Task goal: Transcribe the listing exactly, leaving out every picture.

Material supplied:
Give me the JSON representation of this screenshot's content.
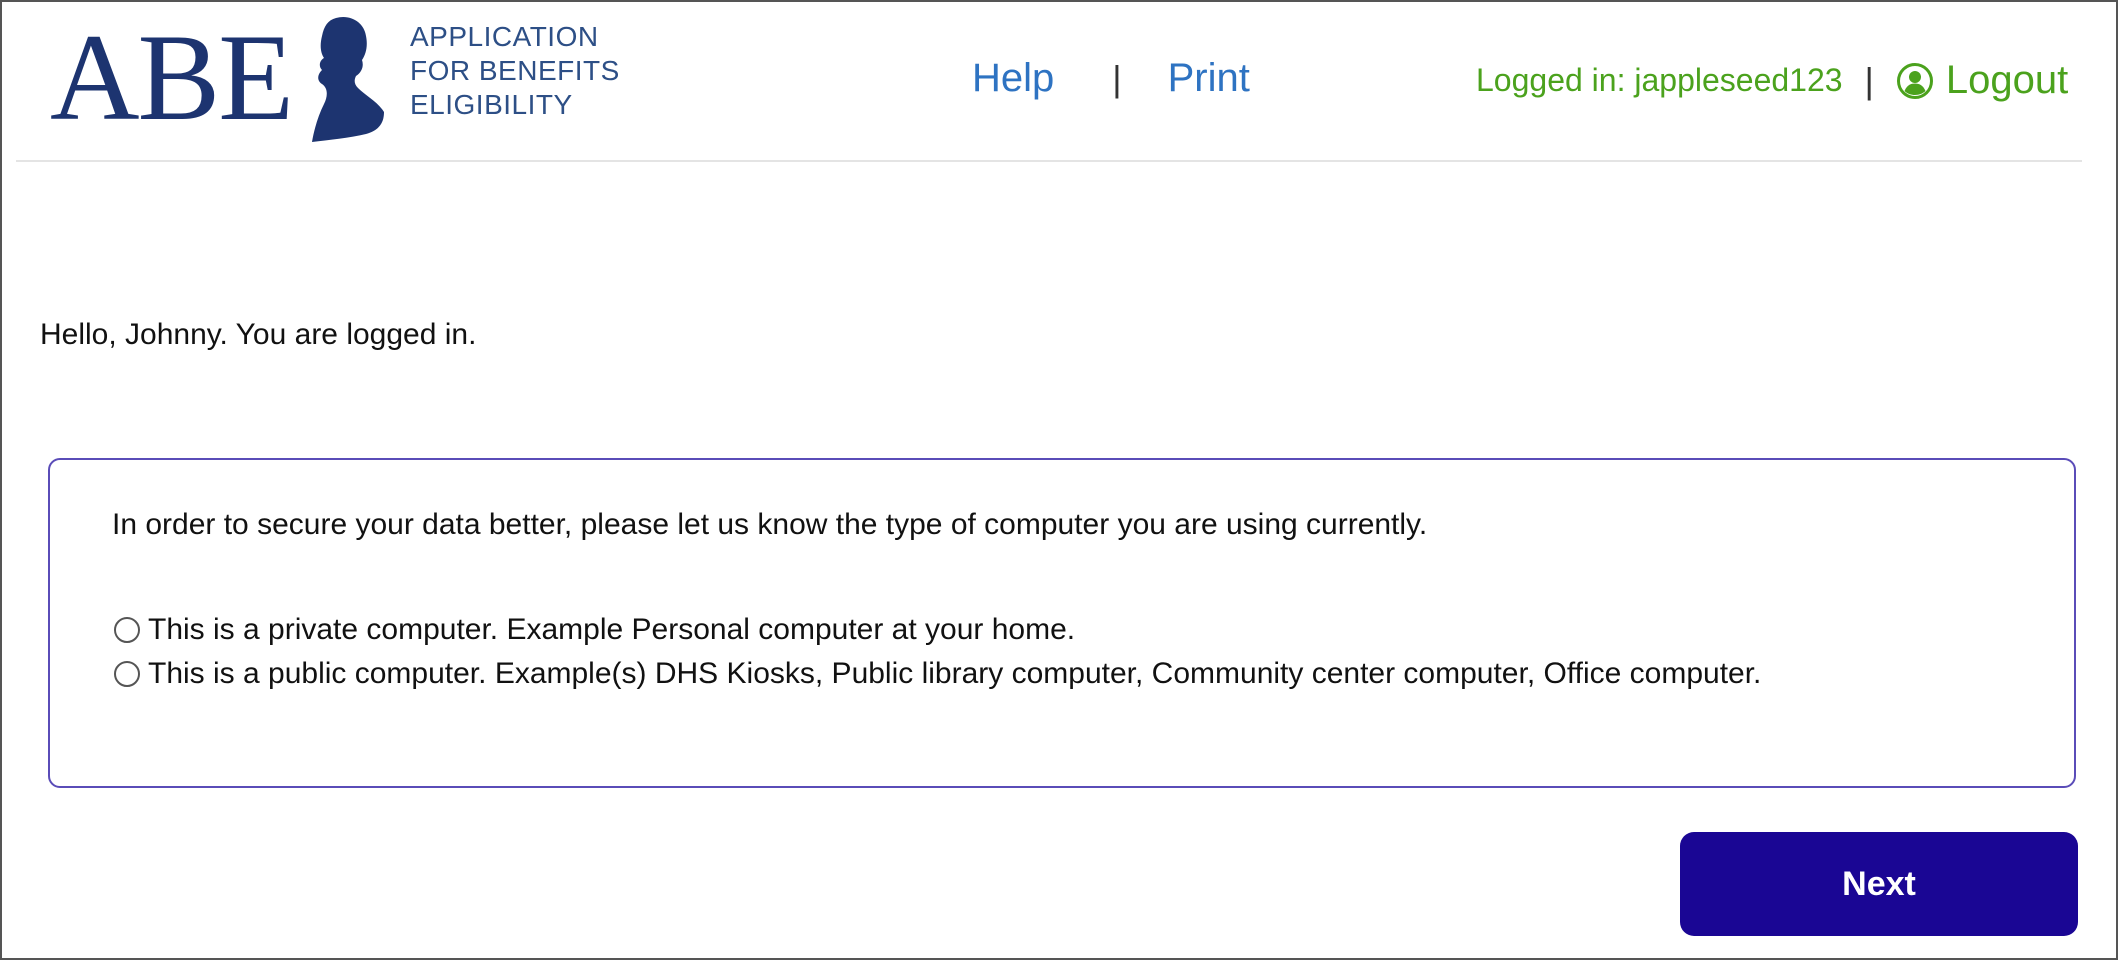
{
  "header": {
    "logo_letters": "ABE",
    "logo_lines": [
      "APPLICATION",
      "FOR BENEFITS",
      "ELIGIBILITY"
    ],
    "nav": {
      "help": "Help",
      "separator": "|",
      "print": "Print"
    },
    "user": {
      "logged_in_text": "Logged in: jappleseed123",
      "separator": "|",
      "logout_label": "Logout",
      "logout_icon": "user-circle-icon"
    }
  },
  "main": {
    "greeting": "Hello, Johnny. You are logged in.",
    "prompt": "In order to secure your data better, please let us know the type of computer you are using currently.",
    "options": [
      {
        "label": "This is a private computer. Example Personal computer at your home.",
        "selected": false
      },
      {
        "label": "This is a public computer. Example(s) DHS Kiosks, Public library computer, Community center computer, Office computer.",
        "selected": false
      }
    ],
    "next_label": "Next"
  },
  "colors": {
    "logo_navy": "#1d3470",
    "link_blue": "#2e73c2",
    "user_green": "#4ba21d",
    "panel_border": "#5a4cb8",
    "button_purple": "#1a0694"
  }
}
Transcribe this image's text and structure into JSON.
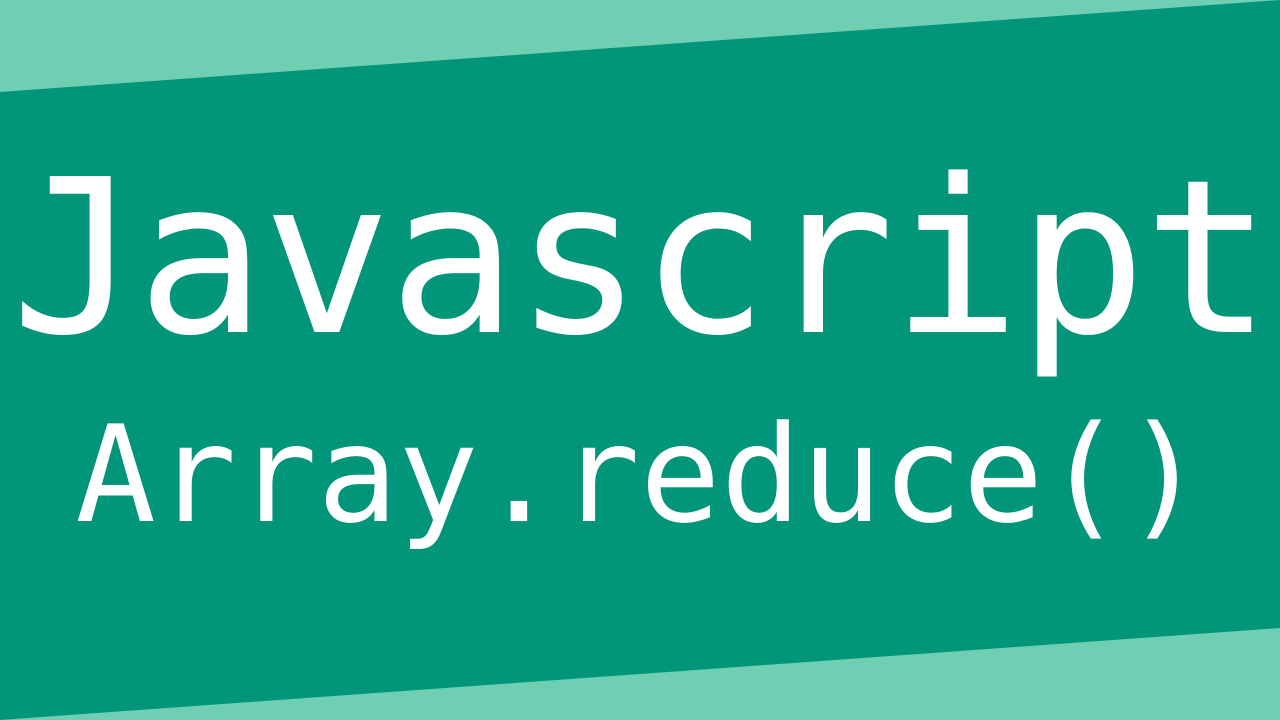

Reply:
Give me the JSON representation of this screenshot's content.
{
  "header": {
    "logo_letters": "ABE",
    "logo_lines": [
      "APPLICATION",
      "FOR BENEFITS",
      "ELIGIBILITY"
    ],
    "nav": {
      "help": "Help",
      "separator": "|",
      "print": "Print"
    },
    "user": {
      "logged_in_text": "Logged in: jappleseed123",
      "separator": "|",
      "logout_label": "Logout",
      "logout_icon": "user-circle-icon"
    }
  },
  "main": {
    "greeting": "Hello, Johnny. You are logged in.",
    "prompt": "In order to secure your data better, please let us know the type of computer you are using currently.",
    "options": [
      {
        "label": "This is a private computer. Example Personal computer at your home.",
        "selected": false
      },
      {
        "label": "This is a public computer. Example(s) DHS Kiosks, Public library computer, Community center computer, Office computer.",
        "selected": false
      }
    ],
    "next_label": "Next"
  },
  "colors": {
    "logo_navy": "#1d3470",
    "link_blue": "#2e73c2",
    "user_green": "#4ba21d",
    "panel_border": "#5a4cb8",
    "button_purple": "#1a0694"
  }
}
Transcribe this image's text and structure into JSON.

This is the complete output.